Transcribe the whole listing without a single picture.

- Records provided:
========================================================================
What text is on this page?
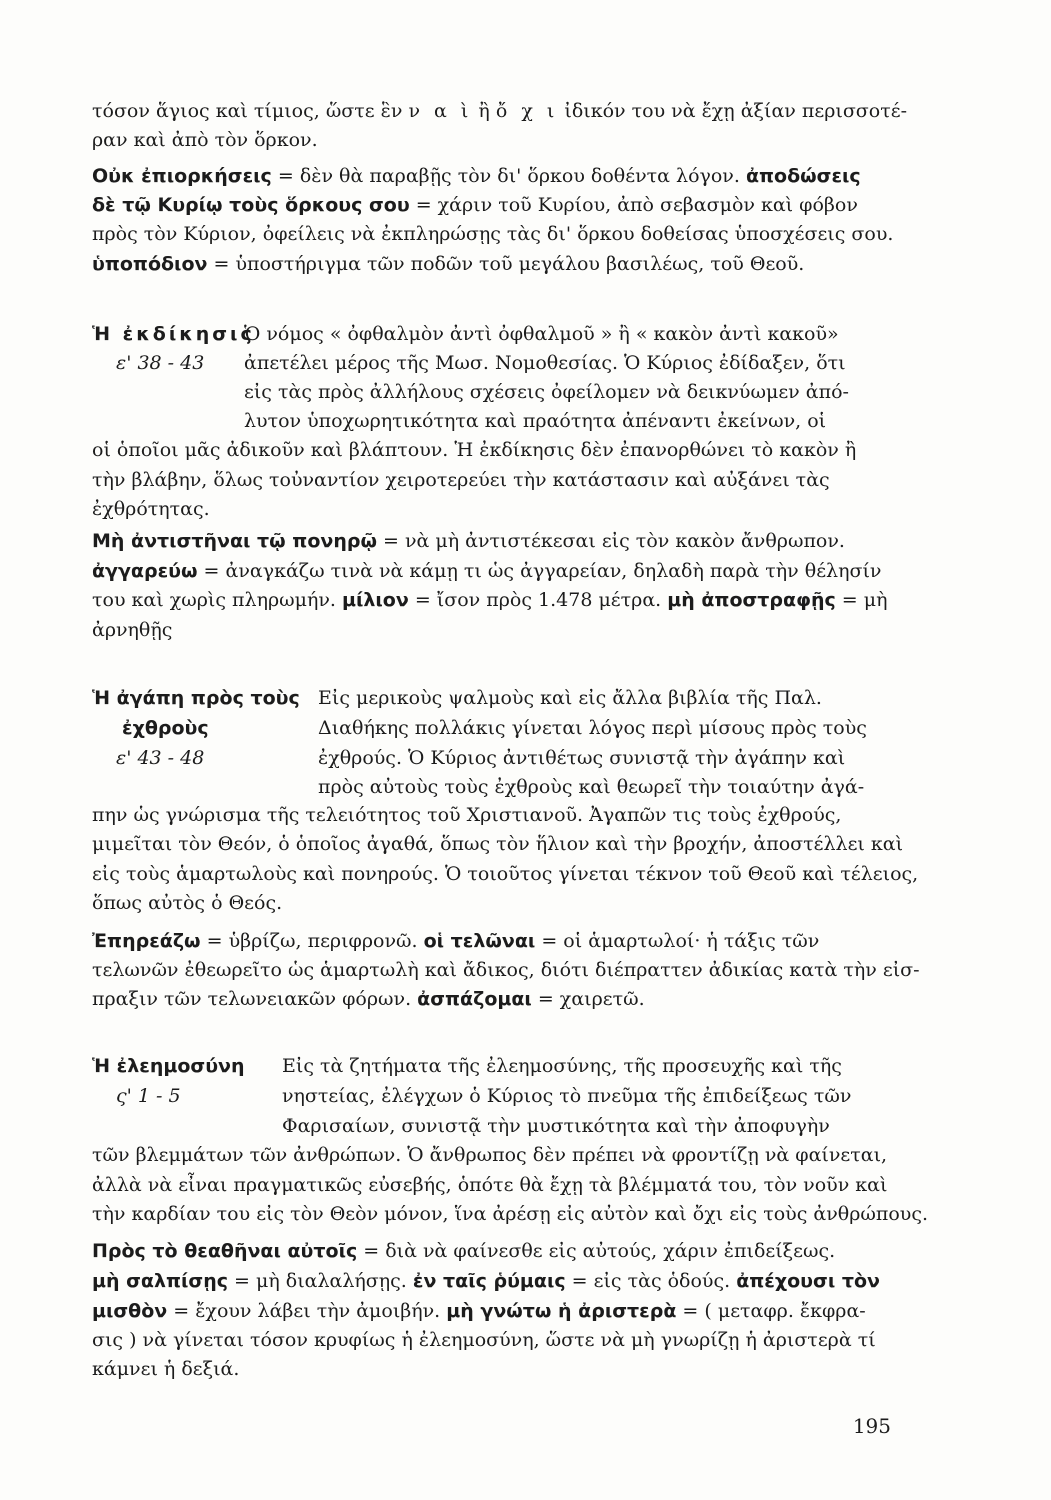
τόσον ἅγιος καὶ τίμιος, ὥστε ἓν ν α ὶ ἢ ὄ χ ι ἰδικόν του νὰ ἔχῃ ἀξίαν περισσοτέ-
ραν καὶ ἀπὸ τὸν ὅρκον.
Οὐκ ἐπιορκήσεις = δὲν θὰ παραβῇς τὸν δι' ὅρκου δοθέντα λόγον. ἀποδώσεις
δὲ τῷ Κυρίῳ τοὺς ὅρκους σου = χάριν τοῦ Κυρίου, ἀπὸ σεβασμὸν καὶ φόβον
πρὸς τὸν Κύριον, ὀφείλεις νὰ ἐκπληρώσῃς τὰς δι' ὅρκου δοθείσας ὑποσχέσεις σου.
ὑποπόδιον = ὑποστήριγμα τῶν ποδῶν τοῦ μεγάλου βασιλέως, τοῦ Θεοῦ.
Ἡ ἐκδίκησις
ε' 38 - 43
Ὁ νόμος « ὀφθαλμὸν ἀντὶ ὀφθαλμοῦ » ἢ « κακὸν ἀντὶ κακοῦ»
ἀπετέλει μέρος τῆς Μωσ. Νομοθεσίας. Ὁ Κύριος ἐδίδαξεν, ὅτι
εἰς τὰς πρὸς ἀλλήλους σχέσεις ὀφείλομεν νὰ δεικνύωμεν ἀπό-
λυτον ὑποχωρητικότητα καὶ πραότητα ἀπέναντι ἐκείνων, οἱ
οἱ ὁποῖοι μᾶς ἀδικοῦν καὶ βλάπτουν. Ἡ ἐκδίκησις δὲν ἐπανορθώνει τὸ κακὸν ἢ
τὴν βλάβην, ὅλως τοὐναντίον χειροτερεύει τὴν κατάστασιν καὶ αὐξάνει τὰς
ἐχθρότητας.
Μὴ ἀντιστῆναι τῷ πονηρῷ = νὰ μὴ ἀντιστέκεσαι εἰς τὸν κακὸν ἄνθρωπον.
ἀγγαρεύω = ἀναγκάζω τινὰ νὰ κάμῃ τι ὡς ἀγγαρείαν, δηλαδὴ παρὰ τὴν θέλησίν
του καὶ χωρὶς πληρωμήν. μίλιον = ἴσον πρὸς 1.478 μέτρα. μὴ ἀποστραφῇς = μὴ
ἀρνηθῇς
Ἡ ἀγάπη πρὸς τοὺς
ἐχθροὺς
ε' 43 - 48
Εἰς μερικοὺς ψαλμοὺς καὶ εἰς ἄλλα βιβλία τῆς Παλ.
Διαθήκης πολλάκις γίνεται λόγος περὶ μίσους πρὸς τοὺς
ἐχθρούς. Ὁ Κύριος ἀντιθέτως συνιστᾷ τὴν ἀγάπην καὶ
πρὸς αὐτοὺς τοὺς ἐχθροὺς καὶ θεωρεῖ τὴν τοιαύτην ἀγά-
πην ὡς γνώρισμα τῆς τελειότητος τοῦ Χριστιανοῦ. Ἀγαπῶν τις τοὺς ἐχθρούς,
μιμεῖται τὸν Θεόν, ὁ ὁποῖος ἀγαθά, ὅπως τὸν ἥλιον καὶ τὴν βροχήν, ἀποστέλλει καὶ
εἰς τοὺς ἁμαρτωλοὺς καὶ πονηρούς. Ὁ τοιοῦτος γίνεται τέκνον τοῦ Θεοῦ καὶ τέλειος,
ὅπως αὐτὸς ὁ Θεός.
Ἐπηρεάζω = ὑβρίζω, περιφρονῶ. οἱ τελῶναι = οἱ ἁμαρτωλοί· ἡ τάξις τῶν
τελωνῶν ἐθεωρεῖτο ὡς ἁμαρτωλὴ καὶ ἄδικος, διότι διέπραττεν ἀδικίας κατὰ τὴν εἰσ-
πραξιν τῶν τελωνειακῶν φόρων. ἀσπάζομαι = χαιρετῶ.
Ἡ ἐλεημοσύνη
ς' 1 - 5
Εἰς τὰ ζητήματα τῆς ἐλεημοσύνης, τῆς προσευχῆς καὶ τῆς
νηστείας, ἐλέγχων ὁ Κύριος τὸ πνεῦμα τῆς ἐπιδείξεως τῶν
Φαρισαίων, συνιστᾷ τὴν μυστικότητα καὶ τὴν ἀποφυγὴν
τῶν βλεμμάτων τῶν ἀνθρώπων. Ὁ ἄνθρωπος δὲν πρέπει νὰ φροντίζῃ νὰ φαίνεται,
ἀλλὰ νὰ εἶναι πραγματικῶς εὐσεβής, ὁπότε θὰ ἔχῃ τὰ βλέμματά του, τὸν νοῦν καὶ
τὴν καρδίαν του εἰς τὸν Θεὸν μόνον, ἵνα ἀρέσῃ εἰς αὐτὸν καὶ ὄχι εἰς τοὺς ἀνθρώπους.
Πρὸς τὸ θεαθῆναι αὐτοῖς = διὰ νὰ φαίνεσθε εἰς αὐτούς, χάριν ἐπιδείξεως.
μὴ σαλπίσῃς = μὴ διαλαλήσῃς. ἐν ταῖς ῥύμαις = εἰς τὰς ὁδούς. ἀπέχουσι τὸν
μισθὸν = ἔχουν λάβει τὴν ἀμοιβήν. μὴ γνώτω ἡ ἀριστερὰ = ( μεταφρ. ἔκφρα-
σις ) νὰ γίνεται τόσον κρυφίως ἡ ἐλεημοσύνη, ὥστε νὰ μὴ γνωρίζῃ ἡ ἀριστερὰ τί
κάμνει ἡ δεξιά.
195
========================================================================
- Solution to the exercise:
What text is on this page?
τόσον ἅγιος καὶ τίμιος, ὥστε ἓν ν α ὶ ἢ ὄ χ ι ἰδικόν του νὰ ἔχῃ ἀξίαν περισσοτέ-
ραν καὶ ἀπὸ τὸν ὅρκον.
Οὐκ ἐπιορκήσεις = δὲν θὰ παραβῇς τὸν δι' ὅρκου δοθέντα λόγον. ἀποδώσεις
δὲ τῷ Κυρίῳ τοὺς ὅρκους σου = χάριν τοῦ Κυρίου, ἀπὸ σεβασμὸν καὶ φόβον
πρὸς τὸν Κύριον, ὀφείλεις νὰ ἐκπληρώσῃς τὰς δι' ὅρκου δοθείσας ὑποσχέσεις σου.
ὑποπόδιον = ὑποστήριγμα τῶν ποδῶν τοῦ μεγάλου βασιλέως, τοῦ Θεοῦ.
Ἡ ἐκδίκησις
ε' 38 - 43
Ὁ νόμος « ὀφθαλμὸν ἀντὶ ὀφθαλμοῦ » ἢ « κακὸν ἀντὶ κακοῦ»
ἀπετέλει μέρος τῆς Μωσ. Νομοθεσίας. Ὁ Κύριος ἐδίδαξεν, ὅτι
εἰς τὰς πρὸς ἀλλήλους σχέσεις ὀφείλομεν νὰ δεικνύωμεν ἀπό-
λυτον ὑποχωρητικότητα καὶ πραότητα ἀπέναντι ἐκείνων, οἱ
οἱ ὁποῖοι μᾶς ἀδικοῦν καὶ βλάπτουν. Ἡ ἐκδίκησις δὲν ἐπανορθώνει τὸ κακὸν ἢ
τὴν βλάβην, ὅλως τοὐναντίον χειροτερεύει τὴν κατάστασιν καὶ αὐξάνει τὰς
ἐχθρότητας.
Μὴ ἀντιστῆναι τῷ πονηρῷ = νὰ μὴ ἀντιστέκεσαι εἰς τὸν κακὸν ἄνθρωπον.
ἀγγαρεύω = ἀναγκάζω τινὰ νὰ κάμῃ τι ὡς ἀγγαρείαν, δηλαδὴ παρὰ τὴν θέλησίν
του καὶ χωρὶς πληρωμήν. μίλιον = ἴσον πρὸς 1.478 μέτρα. μὴ ἀποστραφῇς = μὴ
ἀρνηθῇς
Ἡ ἀγάπη πρὸς τοὺς
ἐχθροὺς
ε' 43 - 48
Εἰς μερικοὺς ψαλμοὺς καὶ εἰς ἄλλα βιβλία τῆς Παλ.
Διαθήκης πολλάκις γίνεται λόγος περὶ μίσους πρὸς τοὺς
ἐχθρούς. Ὁ Κύριος ἀντιθέτως συνιστᾷ τὴν ἀγάπην καὶ
πρὸς αὐτοὺς τοὺς ἐχθροὺς καὶ θεωρεῖ τὴν τοιαύτην ἀγά-
πην ὡς γνώρισμα τῆς τελειότητος τοῦ Χριστιανοῦ. Ἀγαπῶν τις τοὺς ἐχθρούς,
μιμεῖται τὸν Θεόν, ὁ ὁποῖος ἀγαθά, ὅπως τὸν ἥλιον καὶ τὴν βροχήν, ἀποστέλλει καὶ
εἰς τοὺς ἁμαρτωλοὺς καὶ πονηρούς. Ὁ τοιοῦτος γίνεται τέκνον τοῦ Θεοῦ καὶ τέλειος,
ὅπως αὐτὸς ὁ Θεός.
Ἐπηρεάζω = ὑβρίζω, περιφρονῶ. οἱ τελῶναι = οἱ ἁμαρτωλοί· ἡ τάξις τῶν
τελωνῶν ἐθεωρεῖτο ὡς ἁμαρτωλὴ καὶ ἄδικος, διότι διέπραττεν ἀδικίας κατὰ τὴν εἰσ-
πραξιν τῶν τελωνειακῶν φόρων. ἀσπάζομαι = χαιρετῶ.
Ἡ ἐλεημοσύνη
ς' 1 - 5
Εἰς τὰ ζητήματα τῆς ἐλεημοσύνης, τῆς προσευχῆς καὶ τῆς
νηστείας, ἐλέγχων ὁ Κύριος τὸ πνεῦμα τῆς ἐπιδείξεως τῶν
Φαρισαίων, συνιστᾷ τὴν μυστικότητα καὶ τὴν ἀποφυγὴν
τῶν βλεμμάτων τῶν ἀνθρώπων. Ὁ ἄνθρωπος δὲν πρέπει νὰ φροντίζῃ νὰ φαίνεται,
ἀλλὰ νὰ εἶναι πραγματικῶς εὐσεβής, ὁπότε θὰ ἔχῃ τὰ βλέμματά του, τὸν νοῦν καὶ
τὴν καρδίαν του εἰς τὸν Θεὸν μόνον, ἵνα ἀρέσῃ εἰς αὐτὸν καὶ ὄχι εἰς τοὺς ἀνθρώπους.
Πρὸς τὸ θεαθῆναι αὐτοῖς = διὰ νὰ φαίνεσθε εἰς αὐτούς, χάριν ἐπιδείξεως.
μὴ σαλπίσῃς = μὴ διαλαλήσῃς. ἐν ταῖς ῥύμαις = εἰς τὰς ὁδούς. ἀπέχουσι τὸν
μισθὸν = ἔχουν λάβει τὴν ἀμοιβήν. μὴ γνώτω ἡ ἀριστερὰ = ( μεταφρ. ἔκφρα-
σις ) νὰ γίνεται τόσον κρυφίως ἡ ἐλεημοσύνη, ὥστε νὰ μὴ γνωρίζῃ ἡ ἀριστερὰ τί
κάμνει ἡ δεξιά.
195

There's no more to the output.